[begin Data shown]
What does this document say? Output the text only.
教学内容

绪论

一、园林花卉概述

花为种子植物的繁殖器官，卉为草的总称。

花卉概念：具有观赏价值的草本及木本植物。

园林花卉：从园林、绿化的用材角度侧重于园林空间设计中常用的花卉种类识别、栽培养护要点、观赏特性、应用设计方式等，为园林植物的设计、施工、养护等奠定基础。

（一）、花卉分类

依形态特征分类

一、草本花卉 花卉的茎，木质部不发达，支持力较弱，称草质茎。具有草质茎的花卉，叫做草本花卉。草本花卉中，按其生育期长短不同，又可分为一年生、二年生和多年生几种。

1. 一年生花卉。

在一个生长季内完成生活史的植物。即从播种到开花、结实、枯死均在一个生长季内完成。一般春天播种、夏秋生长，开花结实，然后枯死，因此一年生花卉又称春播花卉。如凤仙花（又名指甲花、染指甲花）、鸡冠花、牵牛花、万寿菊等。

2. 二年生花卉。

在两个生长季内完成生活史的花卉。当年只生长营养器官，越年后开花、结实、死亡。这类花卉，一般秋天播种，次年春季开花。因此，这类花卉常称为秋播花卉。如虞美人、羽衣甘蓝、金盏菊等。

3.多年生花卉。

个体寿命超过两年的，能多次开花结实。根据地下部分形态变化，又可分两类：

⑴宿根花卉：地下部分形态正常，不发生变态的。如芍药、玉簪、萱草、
[end Data shown]
| What the task asks |
All of the entries should be written out again exactly.

| Answer for this exercise |
What does this document say? Output the text only.
教学内容

绪论

一、园林花卉概述

花为种子植物的繁殖器官，卉为草的总称。

花卉概念：具有观赏价值的草本及木本植物。

园林花卉：从园林、绿化的用材角度侧重于园林空间设计中常用的花卉种类识别、栽培养护要点、观赏特性、应用设计方式等，为园林植物的设计、施工、养护等奠定基础。

（一）、花卉分类

依形态特征分类

一、草本花卉 花卉的茎，木质部不发达，支持力较弱，称草质茎。具有草质茎的花卉，叫做草本花卉。草本花卉中，按其生育期长短不同，又可分为一年生、二年生和多年生几种。

1. 一年生花卉。

在一个生长季内完成生活史的植物。即从播种到开花、结实、枯死均在一个生长季内完成。一般春天播种、夏秋生长，开花结实，然后枯死，因此一年生花卉又称春播花卉。如凤仙花（又名指甲花、染指甲花）、鸡冠花、牵牛花、万寿菊等。

2. 二年生花卉。

在两个生长季内完成生活史的花卉。当年只生长营养器官，越年后开花、结实、死亡。这类花卉，一般秋天播种，次年春季开花。因此，这类花卉常称为秋播花卉。如虞美人、羽衣甘蓝、金盏菊等。

3.多年生花卉。

个体寿命超过两年的，能多次开花结实。根据地下部分形态变化，又可分两类：

⑴宿根花卉：地下部分形态正常，不发生变态的。如芍药、玉簪、萱草、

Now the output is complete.